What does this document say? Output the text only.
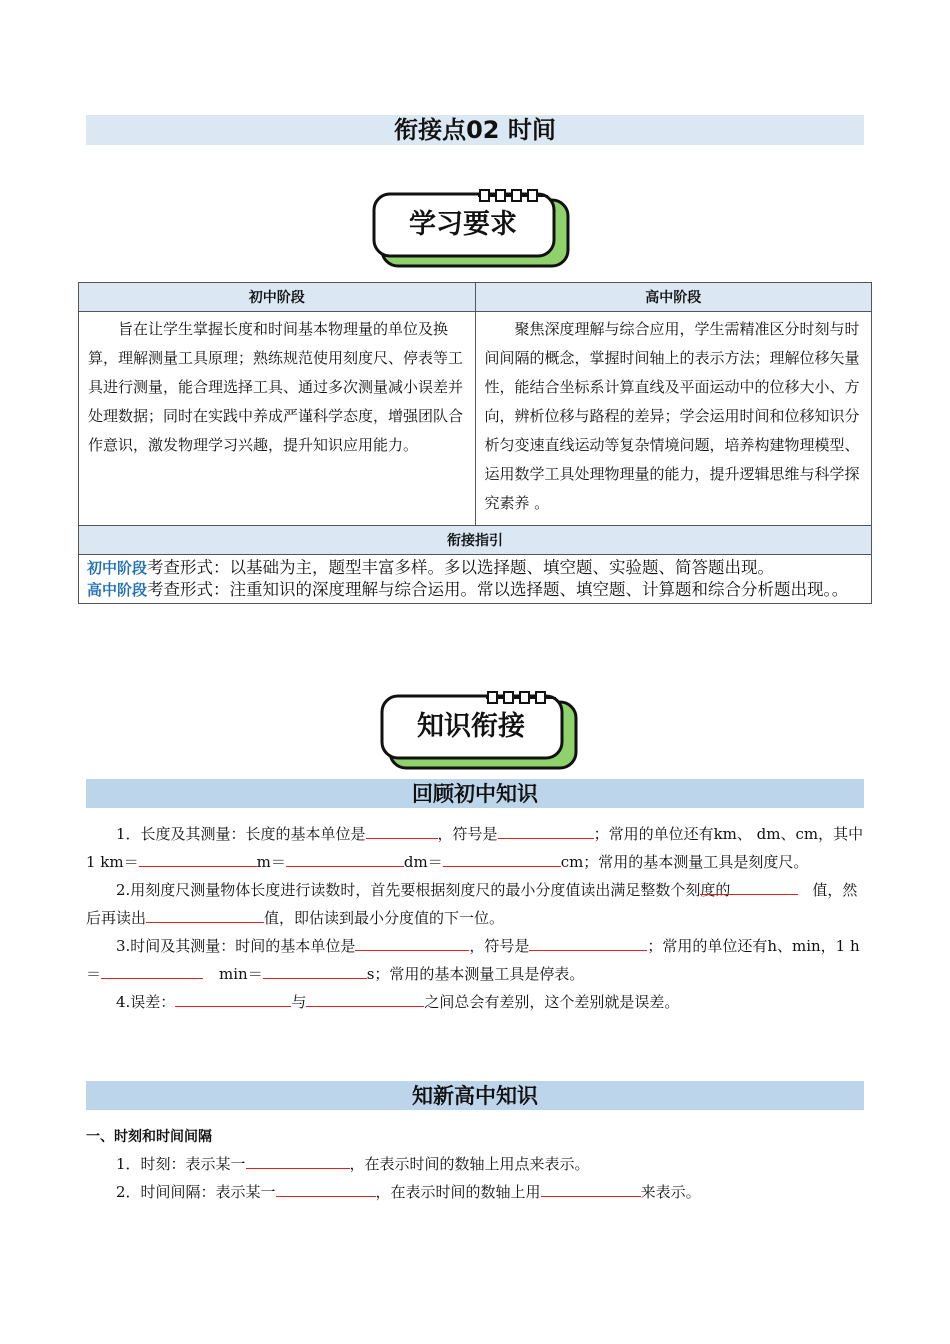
衔接点02 时间
学习要求
初中阶段	高中阶段

旨在让学生掌握长度和时间基本物理量的单位及换算，理解测量工具原理；熟练规范使用刻度尺、停表等工具进行测量，能合理选择工具、通过多次测量减小误差并处理数据；同时在实践中养成严谨科学态度，增强团队合作意识，激发物理学习兴趣，提升知识应用能力。	聚焦深度理解与综合应用，学生需精准区分时刻与时间间隔的概念，掌握时间轴上的表示方法；理解位移矢量性，能结合坐标系计算直线及平面运动中的位移大小、方向，辨析位移与路程的差异；学会运用时间和位移知识分析匀变速直线运动等复杂情境问题，培养构建物理模型、运用数学工具处理物理量的能力，提升逻辑思维与科学探究素养 。

衔接指引	

初中阶段考查形式：以基础为主，题型丰富多样。多以选择题、填空题、实验题、简答题出现。
高中阶段考查形式：注重知识的深度理解与综合运用。常以选择题、填空题、计算题和综合分析题出现。。	
知识衔接
回顾初中知识

1．长度及其测量：长度的基本单位是	，符号是	；常用的单位还有km、 dm、cm，其中1 km＝	m＝	dm＝	cm；常用的基本测量工具是刻度尺。

2.用刻度尺测量物体长度进行读数时，首先要根据刻度尺的最小分度值读出满足整数个刻度的	值，然后再读出	值，即估读到最小分度值的下一位。

3.时间及其测量：时间的基本单位是	，符号是	；常用的单位还有h、min，1 h＝	min＝	s；常用的基本测量工具是停表。

4.误差：	与	之间总会有差别，这个差别就是误差。

知新高中知识
一、时刻和时间间隔

1．时刻：表示某一	，在表示时间的数轴上用点来表示。

2．时间间隔：表示某一	，在表示时间的数轴上用	来表示。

========

Write the records out again in full, exactly, and skip every picture.

[RIGHT ANSWER]
What does this document say? Output the text only.
衔接点02 时间
学习要求
初中阶段	高中阶段

旨在让学生掌握长度和时间基本物理量的单位及换算，理解测量工具原理；熟练规范使用刻度尺、停表等工具进行测量，能合理选择工具、通过多次测量减小误差并处理数据；同时在实践中养成严谨科学态度，增强团队合作意识，激发物理学习兴趣，提升知识应用能力。	聚焦深度理解与综合应用，学生需精准区分时刻与时间间隔的概念，掌握时间轴上的表示方法；理解位移矢量性，能结合坐标系计算直线及平面运动中的位移大小、方向，辨析位移与路程的差异；学会运用时间和位移知识分析匀变速直线运动等复杂情境问题，培养构建物理模型、运用数学工具处理物理量的能力，提升逻辑思维与科学探究素养 。

衔接指引	

初中阶段考查形式：以基础为主，题型丰富多样。多以选择题、填空题、实验题、简答题出现。
高中阶段考查形式：注重知识的深度理解与综合运用。常以选择题、填空题、计算题和综合分析题出现。。	
知识衔接
回顾初中知识

1．长度及其测量：长度的基本单位是	，符号是	；常用的单位还有km、 dm、cm，其中1 km＝	m＝	dm＝	cm；常用的基本测量工具是刻度尺。

2.用刻度尺测量物体长度进行读数时，首先要根据刻度尺的最小分度值读出满足整数个刻度的	值，然后再读出	值，即估读到最小分度值的下一位。

3.时间及其测量：时间的基本单位是	，符号是	；常用的单位还有h、min，1 h＝	min＝	s；常用的基本测量工具是停表。

4.误差：	与	之间总会有差别，这个差别就是误差。

知新高中知识
一、时刻和时间间隔

1．时刻：表示某一	，在表示时间的数轴上用点来表示。

2．时间间隔：表示某一	，在表示时间的数轴上用	来表示。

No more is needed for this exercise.